=== WHAT IS NEEDED ===
Go through the listing and return every line with "color" in it.
___ STORED RECORDS
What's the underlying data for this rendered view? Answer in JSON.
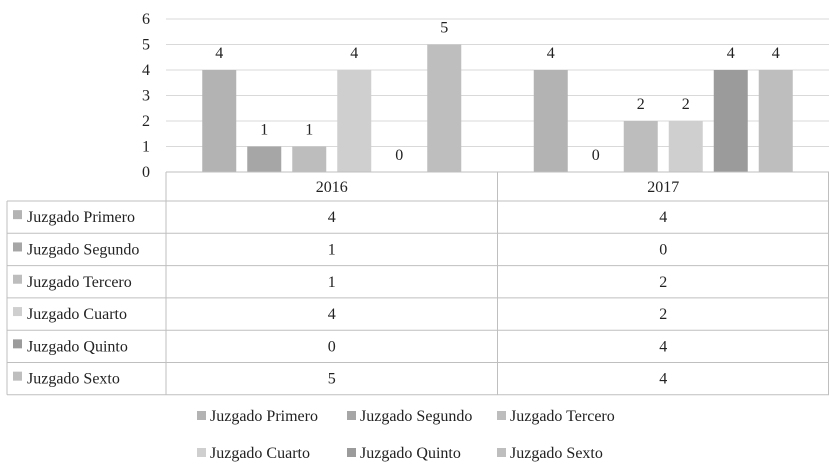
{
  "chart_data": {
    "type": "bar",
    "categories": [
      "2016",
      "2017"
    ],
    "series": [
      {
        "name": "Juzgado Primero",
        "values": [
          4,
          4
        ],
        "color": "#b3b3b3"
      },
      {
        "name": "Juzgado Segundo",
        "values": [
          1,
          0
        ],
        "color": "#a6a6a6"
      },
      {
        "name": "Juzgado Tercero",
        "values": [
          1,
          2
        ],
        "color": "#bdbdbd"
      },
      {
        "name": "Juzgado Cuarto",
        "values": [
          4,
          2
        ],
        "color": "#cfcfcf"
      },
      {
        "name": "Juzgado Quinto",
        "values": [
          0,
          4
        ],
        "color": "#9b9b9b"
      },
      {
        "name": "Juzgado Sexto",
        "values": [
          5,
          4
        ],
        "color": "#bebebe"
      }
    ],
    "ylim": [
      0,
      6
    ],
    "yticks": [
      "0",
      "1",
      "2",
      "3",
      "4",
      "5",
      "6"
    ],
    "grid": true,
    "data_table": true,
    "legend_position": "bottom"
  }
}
______
___ STORED RECORDS
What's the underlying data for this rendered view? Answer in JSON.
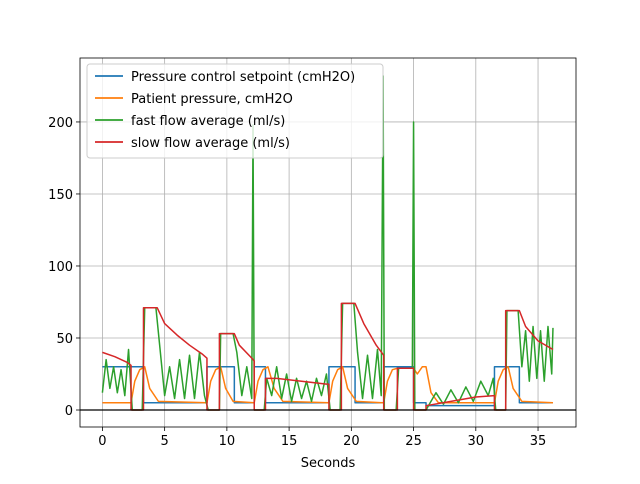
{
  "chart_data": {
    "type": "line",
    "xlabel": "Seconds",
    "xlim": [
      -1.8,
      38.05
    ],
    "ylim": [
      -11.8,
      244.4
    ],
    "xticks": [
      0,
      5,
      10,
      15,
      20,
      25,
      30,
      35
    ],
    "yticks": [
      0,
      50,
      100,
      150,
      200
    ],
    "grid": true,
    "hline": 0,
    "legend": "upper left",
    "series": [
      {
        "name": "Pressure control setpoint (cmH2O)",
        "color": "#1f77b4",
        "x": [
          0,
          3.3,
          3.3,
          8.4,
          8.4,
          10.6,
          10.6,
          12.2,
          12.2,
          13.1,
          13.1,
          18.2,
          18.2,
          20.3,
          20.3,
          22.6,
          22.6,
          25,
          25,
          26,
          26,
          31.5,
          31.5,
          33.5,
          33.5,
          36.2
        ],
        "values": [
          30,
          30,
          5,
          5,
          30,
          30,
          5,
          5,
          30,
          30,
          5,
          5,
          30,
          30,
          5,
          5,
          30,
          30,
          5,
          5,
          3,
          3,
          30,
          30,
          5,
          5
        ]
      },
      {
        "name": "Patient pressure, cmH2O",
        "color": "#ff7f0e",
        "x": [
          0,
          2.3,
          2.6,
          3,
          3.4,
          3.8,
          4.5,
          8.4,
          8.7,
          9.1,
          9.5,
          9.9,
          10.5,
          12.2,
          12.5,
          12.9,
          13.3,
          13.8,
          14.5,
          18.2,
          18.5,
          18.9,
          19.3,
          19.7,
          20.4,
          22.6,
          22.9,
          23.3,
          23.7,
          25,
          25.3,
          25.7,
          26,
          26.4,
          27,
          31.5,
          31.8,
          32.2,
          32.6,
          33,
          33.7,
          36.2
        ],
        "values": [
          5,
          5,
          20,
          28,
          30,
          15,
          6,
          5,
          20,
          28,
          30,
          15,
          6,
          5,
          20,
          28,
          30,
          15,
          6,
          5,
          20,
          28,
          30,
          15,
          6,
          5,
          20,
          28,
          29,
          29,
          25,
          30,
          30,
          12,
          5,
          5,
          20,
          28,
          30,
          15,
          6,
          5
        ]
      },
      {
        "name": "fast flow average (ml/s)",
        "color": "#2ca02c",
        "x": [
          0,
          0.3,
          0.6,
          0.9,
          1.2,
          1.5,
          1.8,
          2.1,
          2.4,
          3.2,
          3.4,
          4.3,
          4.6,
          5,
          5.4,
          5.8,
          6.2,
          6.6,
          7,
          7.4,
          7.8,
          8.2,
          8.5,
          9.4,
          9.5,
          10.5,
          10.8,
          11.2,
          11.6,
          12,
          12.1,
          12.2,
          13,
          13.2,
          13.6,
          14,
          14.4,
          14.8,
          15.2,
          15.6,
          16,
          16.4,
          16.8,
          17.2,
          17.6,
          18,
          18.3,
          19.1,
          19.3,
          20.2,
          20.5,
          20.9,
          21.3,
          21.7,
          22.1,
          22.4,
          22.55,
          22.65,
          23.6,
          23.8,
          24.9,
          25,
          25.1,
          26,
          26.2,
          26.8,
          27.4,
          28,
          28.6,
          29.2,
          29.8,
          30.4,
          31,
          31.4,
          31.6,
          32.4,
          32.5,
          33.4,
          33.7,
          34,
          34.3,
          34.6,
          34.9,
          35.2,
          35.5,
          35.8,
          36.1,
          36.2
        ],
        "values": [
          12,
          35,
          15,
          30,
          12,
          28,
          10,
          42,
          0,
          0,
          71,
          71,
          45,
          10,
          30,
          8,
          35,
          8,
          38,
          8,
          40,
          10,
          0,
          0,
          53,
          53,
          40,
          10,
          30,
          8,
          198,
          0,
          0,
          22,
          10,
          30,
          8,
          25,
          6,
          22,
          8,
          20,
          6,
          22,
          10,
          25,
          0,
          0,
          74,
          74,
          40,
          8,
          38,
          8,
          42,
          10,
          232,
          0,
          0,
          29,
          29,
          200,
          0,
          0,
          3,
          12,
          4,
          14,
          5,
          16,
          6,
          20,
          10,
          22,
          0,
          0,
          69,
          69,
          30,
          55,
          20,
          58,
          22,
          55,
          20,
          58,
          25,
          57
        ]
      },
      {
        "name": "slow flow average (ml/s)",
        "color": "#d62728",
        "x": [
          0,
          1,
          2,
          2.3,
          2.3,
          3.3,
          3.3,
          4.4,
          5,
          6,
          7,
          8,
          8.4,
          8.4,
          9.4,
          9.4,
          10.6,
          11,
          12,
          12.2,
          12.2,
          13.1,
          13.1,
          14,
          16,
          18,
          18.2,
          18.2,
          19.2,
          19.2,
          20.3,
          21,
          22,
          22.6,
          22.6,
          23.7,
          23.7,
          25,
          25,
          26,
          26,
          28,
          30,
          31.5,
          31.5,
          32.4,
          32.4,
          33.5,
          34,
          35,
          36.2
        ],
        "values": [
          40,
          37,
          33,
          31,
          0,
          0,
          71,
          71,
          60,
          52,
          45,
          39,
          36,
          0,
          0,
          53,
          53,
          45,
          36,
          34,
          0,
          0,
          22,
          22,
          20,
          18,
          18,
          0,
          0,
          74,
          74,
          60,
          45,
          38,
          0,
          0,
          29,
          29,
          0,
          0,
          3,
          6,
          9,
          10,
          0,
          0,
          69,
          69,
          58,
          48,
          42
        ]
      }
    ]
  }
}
______
=== SOLUTION ===
        "color": "#b3b3b3"
        "color": "#a6a6a6"
        "color": "#bdbdbd"
        "color": "#cfcfcf"
        "color": "#9b9b9b"
        "color": "#bebebe"
        "color": "#1f77b4",
        "color": "#ff7f0e",
        "color": "#2ca02c",
        "color": "#d62728",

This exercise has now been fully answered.